## start MATERIAL FOR THE TASK

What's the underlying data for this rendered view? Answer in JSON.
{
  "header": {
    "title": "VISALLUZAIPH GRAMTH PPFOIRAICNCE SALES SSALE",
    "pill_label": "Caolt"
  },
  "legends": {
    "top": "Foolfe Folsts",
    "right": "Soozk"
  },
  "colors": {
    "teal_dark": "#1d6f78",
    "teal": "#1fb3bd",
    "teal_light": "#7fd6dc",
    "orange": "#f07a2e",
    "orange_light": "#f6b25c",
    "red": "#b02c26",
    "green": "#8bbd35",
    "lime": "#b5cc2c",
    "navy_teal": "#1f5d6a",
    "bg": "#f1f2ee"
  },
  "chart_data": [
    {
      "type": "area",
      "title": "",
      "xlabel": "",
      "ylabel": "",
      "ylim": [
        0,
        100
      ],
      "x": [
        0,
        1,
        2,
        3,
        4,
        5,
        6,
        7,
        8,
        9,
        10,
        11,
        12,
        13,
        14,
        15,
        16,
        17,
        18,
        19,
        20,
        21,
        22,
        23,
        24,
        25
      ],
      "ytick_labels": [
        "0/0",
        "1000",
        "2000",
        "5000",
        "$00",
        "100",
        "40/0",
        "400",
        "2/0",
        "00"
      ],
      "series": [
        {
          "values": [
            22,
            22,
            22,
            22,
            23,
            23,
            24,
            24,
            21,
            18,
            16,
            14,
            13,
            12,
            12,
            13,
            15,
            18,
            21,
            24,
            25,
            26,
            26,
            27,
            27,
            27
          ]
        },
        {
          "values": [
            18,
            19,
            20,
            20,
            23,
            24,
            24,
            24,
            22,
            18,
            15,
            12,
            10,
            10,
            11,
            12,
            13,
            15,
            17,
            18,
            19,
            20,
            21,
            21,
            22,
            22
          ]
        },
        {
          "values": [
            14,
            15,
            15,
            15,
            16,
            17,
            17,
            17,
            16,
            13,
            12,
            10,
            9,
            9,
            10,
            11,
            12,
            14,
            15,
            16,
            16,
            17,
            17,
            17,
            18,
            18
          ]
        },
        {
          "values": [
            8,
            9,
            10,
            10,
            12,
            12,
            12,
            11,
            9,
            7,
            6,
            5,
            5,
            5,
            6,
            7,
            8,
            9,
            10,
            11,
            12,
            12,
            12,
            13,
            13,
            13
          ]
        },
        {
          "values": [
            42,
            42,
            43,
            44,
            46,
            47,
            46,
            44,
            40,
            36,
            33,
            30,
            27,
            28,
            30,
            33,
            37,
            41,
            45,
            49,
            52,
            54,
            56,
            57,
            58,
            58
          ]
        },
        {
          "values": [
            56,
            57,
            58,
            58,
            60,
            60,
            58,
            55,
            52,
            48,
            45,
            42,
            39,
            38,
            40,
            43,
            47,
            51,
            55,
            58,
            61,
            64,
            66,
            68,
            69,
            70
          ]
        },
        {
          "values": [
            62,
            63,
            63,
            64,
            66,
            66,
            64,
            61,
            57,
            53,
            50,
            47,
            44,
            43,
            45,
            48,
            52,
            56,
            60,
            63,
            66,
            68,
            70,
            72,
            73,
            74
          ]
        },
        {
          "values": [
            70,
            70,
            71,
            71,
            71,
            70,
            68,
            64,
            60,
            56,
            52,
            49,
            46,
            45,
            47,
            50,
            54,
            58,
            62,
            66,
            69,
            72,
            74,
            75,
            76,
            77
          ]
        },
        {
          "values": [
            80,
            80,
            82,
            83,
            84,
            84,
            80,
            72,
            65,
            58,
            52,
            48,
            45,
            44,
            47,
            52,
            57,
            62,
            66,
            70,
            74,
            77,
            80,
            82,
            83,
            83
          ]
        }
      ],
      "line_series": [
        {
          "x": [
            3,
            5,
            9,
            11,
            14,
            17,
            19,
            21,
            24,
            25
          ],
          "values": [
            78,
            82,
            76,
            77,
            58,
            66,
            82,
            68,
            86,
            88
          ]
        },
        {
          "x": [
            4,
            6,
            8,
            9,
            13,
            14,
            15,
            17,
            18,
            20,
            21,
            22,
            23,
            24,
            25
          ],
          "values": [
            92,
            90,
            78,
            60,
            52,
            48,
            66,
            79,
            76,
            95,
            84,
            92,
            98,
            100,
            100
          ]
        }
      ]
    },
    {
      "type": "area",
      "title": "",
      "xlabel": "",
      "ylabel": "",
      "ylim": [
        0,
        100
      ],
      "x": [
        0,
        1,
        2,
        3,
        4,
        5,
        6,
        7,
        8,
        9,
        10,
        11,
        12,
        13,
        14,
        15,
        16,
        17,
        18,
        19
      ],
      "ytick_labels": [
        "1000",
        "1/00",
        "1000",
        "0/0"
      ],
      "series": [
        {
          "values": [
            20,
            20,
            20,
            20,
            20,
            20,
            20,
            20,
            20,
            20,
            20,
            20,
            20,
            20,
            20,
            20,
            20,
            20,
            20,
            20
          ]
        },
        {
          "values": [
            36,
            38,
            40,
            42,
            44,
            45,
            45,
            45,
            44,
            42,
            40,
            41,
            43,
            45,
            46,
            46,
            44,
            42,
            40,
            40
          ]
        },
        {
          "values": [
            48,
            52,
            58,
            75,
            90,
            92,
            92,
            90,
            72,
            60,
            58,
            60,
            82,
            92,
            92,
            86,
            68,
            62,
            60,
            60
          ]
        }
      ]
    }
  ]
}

## end MATERIAL FOR THE TASK

Write down the full listing again, exactly.

What's the underlying data for this rendered view? Answer in JSON.
{
  "header": {
    "title": "VISALLUZAIPH GRAMTH PPFOIRAICNCE SALES SSALE",
    "pill_label": "Caolt"
  },
  "legends": {
    "top": "Foolfe Folsts",
    "right": "Soozk"
  },
  "colors": {
    "teal_dark": "#1d6f78",
    "teal": "#1fb3bd",
    "teal_light": "#7fd6dc",
    "orange": "#f07a2e",
    "orange_light": "#f6b25c",
    "red": "#b02c26",
    "green": "#8bbd35",
    "lime": "#b5cc2c",
    "navy_teal": "#1f5d6a",
    "bg": "#f1f2ee"
  },
  "chart_data": [
    {
      "type": "area",
      "title": "",
      "xlabel": "",
      "ylabel": "",
      "ylim": [
        0,
        100
      ],
      "x": [
        0,
        1,
        2,
        3,
        4,
        5,
        6,
        7,
        8,
        9,
        10,
        11,
        12,
        13,
        14,
        15,
        16,
        17,
        18,
        19,
        20,
        21,
        22,
        23,
        24,
        25
      ],
      "ytick_labels": [
        "0/0",
        "1000",
        "2000",
        "5000",
        "$00",
        "100",
        "40/0",
        "400",
        "2/0",
        "00"
      ],
      "series": [
        {
          "values": [
            22,
            22,
            22,
            22,
            23,
            23,
            24,
            24,
            21,
            18,
            16,
            14,
            13,
            12,
            12,
            13,
            15,
            18,
            21,
            24,
            25,
            26,
            26,
            27,
            27,
            27
          ]
        },
        {
          "values": [
            18,
            19,
            20,
            20,
            23,
            24,
            24,
            24,
            22,
            18,
            15,
            12,
            10,
            10,
            11,
            12,
            13,
            15,
            17,
            18,
            19,
            20,
            21,
            21,
            22,
            22
          ]
        },
        {
          "values": [
            14,
            15,
            15,
            15,
            16,
            17,
            17,
            17,
            16,
            13,
            12,
            10,
            9,
            9,
            10,
            11,
            12,
            14,
            15,
            16,
            16,
            17,
            17,
            17,
            18,
            18
          ]
        },
        {
          "values": [
            8,
            9,
            10,
            10,
            12,
            12,
            12,
            11,
            9,
            7,
            6,
            5,
            5,
            5,
            6,
            7,
            8,
            9,
            10,
            11,
            12,
            12,
            12,
            13,
            13,
            13
          ]
        },
        {
          "values": [
            42,
            42,
            43,
            44,
            46,
            47,
            46,
            44,
            40,
            36,
            33,
            30,
            27,
            28,
            30,
            33,
            37,
            41,
            45,
            49,
            52,
            54,
            56,
            57,
            58,
            58
          ]
        },
        {
          "values": [
            56,
            57,
            58,
            58,
            60,
            60,
            58,
            55,
            52,
            48,
            45,
            42,
            39,
            38,
            40,
            43,
            47,
            51,
            55,
            58,
            61,
            64,
            66,
            68,
            69,
            70
          ]
        },
        {
          "values": [
            62,
            63,
            63,
            64,
            66,
            66,
            64,
            61,
            57,
            53,
            50,
            47,
            44,
            43,
            45,
            48,
            52,
            56,
            60,
            63,
            66,
            68,
            70,
            72,
            73,
            74
          ]
        },
        {
          "values": [
            70,
            70,
            71,
            71,
            71,
            70,
            68,
            64,
            60,
            56,
            52,
            49,
            46,
            45,
            47,
            50,
            54,
            58,
            62,
            66,
            69,
            72,
            74,
            75,
            76,
            77
          ]
        },
        {
          "values": [
            80,
            80,
            82,
            83,
            84,
            84,
            80,
            72,
            65,
            58,
            52,
            48,
            45,
            44,
            47,
            52,
            57,
            62,
            66,
            70,
            74,
            77,
            80,
            82,
            83,
            83
          ]
        }
      ],
      "line_series": [
        {
          "x": [
            3,
            5,
            9,
            11,
            14,
            17,
            19,
            21,
            24,
            25
          ],
          "values": [
            78,
            82,
            76,
            77,
            58,
            66,
            82,
            68,
            86,
            88
          ]
        },
        {
          "x": [
            4,
            6,
            8,
            9,
            13,
            14,
            15,
            17,
            18,
            20,
            21,
            22,
            23,
            24,
            25
          ],
          "values": [
            92,
            90,
            78,
            60,
            52,
            48,
            66,
            79,
            76,
            95,
            84,
            92,
            98,
            100,
            100
          ]
        }
      ]
    },
    {
      "type": "area",
      "title": "",
      "xlabel": "",
      "ylabel": "",
      "ylim": [
        0,
        100
      ],
      "x": [
        0,
        1,
        2,
        3,
        4,
        5,
        6,
        7,
        8,
        9,
        10,
        11,
        12,
        13,
        14,
        15,
        16,
        17,
        18,
        19
      ],
      "ytick_labels": [
        "1000",
        "1/00",
        "1000",
        "0/0"
      ],
      "series": [
        {
          "values": [
            20,
            20,
            20,
            20,
            20,
            20,
            20,
            20,
            20,
            20,
            20,
            20,
            20,
            20,
            20,
            20,
            20,
            20,
            20,
            20
          ]
        },
        {
          "values": [
            36,
            38,
            40,
            42,
            44,
            45,
            45,
            45,
            44,
            42,
            40,
            41,
            43,
            45,
            46,
            46,
            44,
            42,
            40,
            40
          ]
        },
        {
          "values": [
            48,
            52,
            58,
            75,
            90,
            92,
            92,
            90,
            72,
            60,
            58,
            60,
            82,
            92,
            92,
            86,
            68,
            62,
            60,
            60
          ]
        }
      ]
    }
  ]
}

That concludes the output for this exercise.